SET PROBLEM: Go through the listing and write out all of it exactly.
+++ RECORDS SUPPLIED +++
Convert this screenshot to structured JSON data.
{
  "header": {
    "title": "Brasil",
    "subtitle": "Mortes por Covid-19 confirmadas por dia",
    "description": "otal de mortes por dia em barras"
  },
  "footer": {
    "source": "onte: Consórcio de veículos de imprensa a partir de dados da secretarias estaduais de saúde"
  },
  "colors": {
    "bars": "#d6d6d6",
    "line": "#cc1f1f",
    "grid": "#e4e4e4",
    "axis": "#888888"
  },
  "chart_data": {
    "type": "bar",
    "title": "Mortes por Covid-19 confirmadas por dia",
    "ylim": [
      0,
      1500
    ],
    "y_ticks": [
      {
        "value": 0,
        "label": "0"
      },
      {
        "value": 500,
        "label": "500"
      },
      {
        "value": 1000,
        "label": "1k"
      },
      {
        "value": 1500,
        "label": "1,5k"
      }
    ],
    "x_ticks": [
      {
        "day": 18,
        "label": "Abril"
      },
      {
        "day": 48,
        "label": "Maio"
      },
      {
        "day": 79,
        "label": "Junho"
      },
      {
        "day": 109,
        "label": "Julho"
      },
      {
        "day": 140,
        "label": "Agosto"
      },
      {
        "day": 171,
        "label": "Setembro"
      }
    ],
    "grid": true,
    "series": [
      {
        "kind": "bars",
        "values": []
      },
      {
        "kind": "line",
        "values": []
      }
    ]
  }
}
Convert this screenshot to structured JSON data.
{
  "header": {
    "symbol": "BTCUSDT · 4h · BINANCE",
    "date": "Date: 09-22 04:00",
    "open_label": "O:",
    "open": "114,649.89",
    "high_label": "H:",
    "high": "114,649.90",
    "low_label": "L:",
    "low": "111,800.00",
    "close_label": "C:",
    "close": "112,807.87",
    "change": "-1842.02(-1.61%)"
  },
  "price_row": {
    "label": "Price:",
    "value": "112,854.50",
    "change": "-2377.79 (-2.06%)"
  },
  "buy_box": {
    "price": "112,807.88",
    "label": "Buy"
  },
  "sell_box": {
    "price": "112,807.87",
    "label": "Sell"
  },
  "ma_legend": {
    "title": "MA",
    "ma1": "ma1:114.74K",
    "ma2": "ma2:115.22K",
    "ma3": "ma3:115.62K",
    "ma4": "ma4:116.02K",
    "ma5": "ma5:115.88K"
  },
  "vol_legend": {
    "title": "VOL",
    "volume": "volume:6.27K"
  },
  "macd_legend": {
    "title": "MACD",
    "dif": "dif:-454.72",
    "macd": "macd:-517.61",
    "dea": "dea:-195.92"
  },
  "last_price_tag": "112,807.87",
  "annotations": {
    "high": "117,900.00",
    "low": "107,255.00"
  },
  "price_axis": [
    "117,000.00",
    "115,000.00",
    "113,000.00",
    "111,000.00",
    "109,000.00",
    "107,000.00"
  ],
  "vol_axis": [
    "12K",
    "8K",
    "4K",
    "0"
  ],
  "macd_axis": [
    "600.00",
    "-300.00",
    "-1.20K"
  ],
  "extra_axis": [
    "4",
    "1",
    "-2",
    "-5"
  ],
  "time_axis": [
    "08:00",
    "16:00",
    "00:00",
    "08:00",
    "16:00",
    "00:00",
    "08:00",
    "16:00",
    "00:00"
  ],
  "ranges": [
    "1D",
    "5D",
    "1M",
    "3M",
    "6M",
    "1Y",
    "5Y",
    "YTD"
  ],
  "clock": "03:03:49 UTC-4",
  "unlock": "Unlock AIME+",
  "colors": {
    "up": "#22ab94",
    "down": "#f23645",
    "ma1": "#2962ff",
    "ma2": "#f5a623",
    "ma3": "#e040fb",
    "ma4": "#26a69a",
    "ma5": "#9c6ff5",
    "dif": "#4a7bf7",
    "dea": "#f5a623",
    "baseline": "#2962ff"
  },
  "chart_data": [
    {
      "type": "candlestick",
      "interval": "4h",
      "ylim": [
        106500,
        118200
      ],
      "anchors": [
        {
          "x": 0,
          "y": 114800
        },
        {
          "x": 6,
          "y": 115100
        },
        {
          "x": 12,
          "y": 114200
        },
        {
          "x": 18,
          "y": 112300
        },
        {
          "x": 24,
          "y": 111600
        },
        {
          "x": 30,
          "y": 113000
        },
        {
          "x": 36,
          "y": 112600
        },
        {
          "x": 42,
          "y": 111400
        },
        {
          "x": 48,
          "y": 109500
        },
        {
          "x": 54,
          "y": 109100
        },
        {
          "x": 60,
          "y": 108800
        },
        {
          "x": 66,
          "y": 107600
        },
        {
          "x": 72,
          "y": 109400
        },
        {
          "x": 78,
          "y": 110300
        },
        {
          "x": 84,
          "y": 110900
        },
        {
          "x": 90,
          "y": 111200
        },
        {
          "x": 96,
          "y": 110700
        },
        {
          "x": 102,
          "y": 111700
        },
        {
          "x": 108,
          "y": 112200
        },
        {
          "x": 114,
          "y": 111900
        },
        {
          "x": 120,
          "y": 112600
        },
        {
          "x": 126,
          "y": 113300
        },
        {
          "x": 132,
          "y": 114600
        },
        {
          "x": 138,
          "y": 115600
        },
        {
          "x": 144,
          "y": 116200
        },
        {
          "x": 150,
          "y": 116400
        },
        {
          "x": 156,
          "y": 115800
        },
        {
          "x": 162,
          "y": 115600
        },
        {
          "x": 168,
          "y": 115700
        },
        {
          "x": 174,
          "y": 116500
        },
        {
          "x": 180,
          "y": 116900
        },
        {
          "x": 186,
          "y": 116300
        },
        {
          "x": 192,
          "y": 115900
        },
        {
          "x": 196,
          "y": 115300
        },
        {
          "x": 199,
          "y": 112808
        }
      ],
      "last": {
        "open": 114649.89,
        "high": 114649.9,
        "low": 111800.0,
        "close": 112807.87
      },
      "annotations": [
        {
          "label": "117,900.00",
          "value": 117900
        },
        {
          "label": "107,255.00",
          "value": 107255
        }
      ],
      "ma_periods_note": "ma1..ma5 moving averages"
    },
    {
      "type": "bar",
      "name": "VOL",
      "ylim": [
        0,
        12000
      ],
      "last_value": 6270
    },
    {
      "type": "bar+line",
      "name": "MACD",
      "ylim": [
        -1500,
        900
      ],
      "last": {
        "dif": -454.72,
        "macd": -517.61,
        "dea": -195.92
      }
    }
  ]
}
+++
ANSWER:
Convert this screenshot to structured JSON data.
{
  "header": {
    "title": "Brasil",
    "subtitle": "Mortes por Covid-19 confirmadas por dia",
    "description": "otal de mortes por dia em barras"
  },
  "footer": {
    "source": "onte: Consórcio de veículos de imprensa a partir de dados da secretarias estaduais de saúde"
  },
  "colors": {
    "bars": "#d6d6d6",
    "line": "#cc1f1f",
    "grid": "#e4e4e4",
    "axis": "#888888"
  },
  "chart_data": {
    "type": "bar",
    "title": "Mortes por Covid-19 confirmadas por dia",
    "ylim": [
      0,
      1500
    ],
    "y_ticks": [
      {
        "value": 0,
        "label": "0"
      },
      {
        "value": 500,
        "label": "500"
      },
      {
        "value": 1000,
        "label": "1k"
      },
      {
        "value": 1500,
        "label": "1,5k"
      }
    ],
    "x_ticks": [
      {
        "day": 18,
        "label": "Abril"
      },
      {
        "day": 48,
        "label": "Maio"
      },
      {
        "day": 79,
        "label": "Junho"
      },
      {
        "day": 109,
        "label": "Julho"
      },
      {
        "day": 140,
        "label": "Agosto"
      },
      {
        "day": 171,
        "label": "Setembro"
      }
    ],
    "grid": true,
    "series": [
      {
        "kind": "bars",
        "values": []
      },
      {
        "kind": "line",
        "values": []
      }
    ]
  }
}
Convert this screenshot to structured JSON data.
{
  "header": {
    "symbol": "BTCUSDT · 4h · BINANCE",
    "date": "Date: 09-22 04:00",
    "open_label": "O:",
    "open": "114,649.89",
    "high_label": "H:",
    "high": "114,649.90",
    "low_label": "L:",
    "low": "111,800.00",
    "close_label": "C:",
    "close": "112,807.87",
    "change": "-1842.02(-1.61%)"
  },
  "price_row": {
    "label": "Price:",
    "value": "112,854.50",
    "change": "-2377.79 (-2.06%)"
  },
  "buy_box": {
    "price": "112,807.88",
    "label": "Buy"
  },
  "sell_box": {
    "price": "112,807.87",
    "label": "Sell"
  },
  "ma_legend": {
    "title": "MA",
    "ma1": "ma1:114.74K",
    "ma2": "ma2:115.22K",
    "ma3": "ma3:115.62K",
    "ma4": "ma4:116.02K",
    "ma5": "ma5:115.88K"
  },
  "vol_legend": {
    "title": "VOL",
    "volume": "volume:6.27K"
  },
  "macd_legend": {
    "title": "MACD",
    "dif": "dif:-454.72",
    "macd": "macd:-517.61",
    "dea": "dea:-195.92"
  },
  "last_price_tag": "112,807.87",
  "annotations": {
    "high": "117,900.00",
    "low": "107,255.00"
  },
  "price_axis": [
    "117,000.00",
    "115,000.00",
    "113,000.00",
    "111,000.00",
    "109,000.00",
    "107,000.00"
  ],
  "vol_axis": [
    "12K",
    "8K",
    "4K",
    "0"
  ],
  "macd_axis": [
    "600.00",
    "-300.00",
    "-1.20K"
  ],
  "extra_axis": [
    "4",
    "1",
    "-2",
    "-5"
  ],
  "time_axis": [
    "08:00",
    "16:00",
    "00:00",
    "08:00",
    "16:00",
    "00:00",
    "08:00",
    "16:00",
    "00:00"
  ],
  "ranges": [
    "1D",
    "5D",
    "1M",
    "3M",
    "6M",
    "1Y",
    "5Y",
    "YTD"
  ],
  "clock": "03:03:49 UTC-4",
  "unlock": "Unlock AIME+",
  "colors": {
    "up": "#22ab94",
    "down": "#f23645",
    "ma1": "#2962ff",
    "ma2": "#f5a623",
    "ma3": "#e040fb",
    "ma4": "#26a69a",
    "ma5": "#9c6ff5",
    "dif": "#4a7bf7",
    "dea": "#f5a623",
    "baseline": "#2962ff"
  },
  "chart_data": [
    {
      "type": "candlestick",
      "interval": "4h",
      "ylim": [
        106500,
        118200
      ],
      "anchors": [
        {
          "x": 0,
          "y": 114800
        },
        {
          "x": 6,
          "y": 115100
        },
        {
          "x": 12,
          "y": 114200
        },
        {
          "x": 18,
          "y": 112300
        },
        {
          "x": 24,
          "y": 111600
        },
        {
          "x": 30,
          "y": 113000
        },
        {
          "x": 36,
          "y": 112600
        },
        {
          "x": 42,
          "y": 111400
        },
        {
          "x": 48,
          "y": 109500
        },
        {
          "x": 54,
          "y": 109100
        },
        {
          "x": 60,
          "y": 108800
        },
        {
          "x": 66,
          "y": 107600
        },
        {
          "x": 72,
          "y": 109400
        },
        {
          "x": 78,
          "y": 110300
        },
        {
          "x": 84,
          "y": 110900
        },
        {
          "x": 90,
          "y": 111200
        },
        {
          "x": 96,
          "y": 110700
        },
        {
          "x": 102,
          "y": 111700
        },
        {
          "x": 108,
          "y": 112200
        },
        {
          "x": 114,
          "y": 111900
        },
        {
          "x": 120,
          "y": 112600
        },
        {
          "x": 126,
          "y": 113300
        },
        {
          "x": 132,
          "y": 114600
        },
        {
          "x": 138,
          "y": 115600
        },
        {
          "x": 144,
          "y": 116200
        },
        {
          "x": 150,
          "y": 116400
        },
        {
          "x": 156,
          "y": 115800
        },
        {
          "x": 162,
          "y": 115600
        },
        {
          "x": 168,
          "y": 115700
        },
        {
          "x": 174,
          "y": 116500
        },
        {
          "x": 180,
          "y": 116900
        },
        {
          "x": 186,
          "y": 116300
        },
        {
          "x": 192,
          "y": 115900
        },
        {
          "x": 196,
          "y": 115300
        },
        {
          "x": 199,
          "y": 112808
        }
      ],
      "last": {
        "open": 114649.89,
        "high": 114649.9,
        "low": 111800.0,
        "close": 112807.87
      },
      "annotations": [
        {
          "label": "117,900.00",
          "value": 117900
        },
        {
          "label": "107,255.00",
          "value": 107255
        }
      ],
      "ma_periods_note": "ma1..ma5 moving averages"
    },
    {
      "type": "bar",
      "name": "VOL",
      "ylim": [
        0,
        12000
      ],
      "last_value": 6270
    },
    {
      "type": "bar+line",
      "name": "MACD",
      "ylim": [
        -1500,
        900
      ],
      "last": {
        "dif": -454.72,
        "macd": -517.61,
        "dea": -195.92
      }
    }
  ]
}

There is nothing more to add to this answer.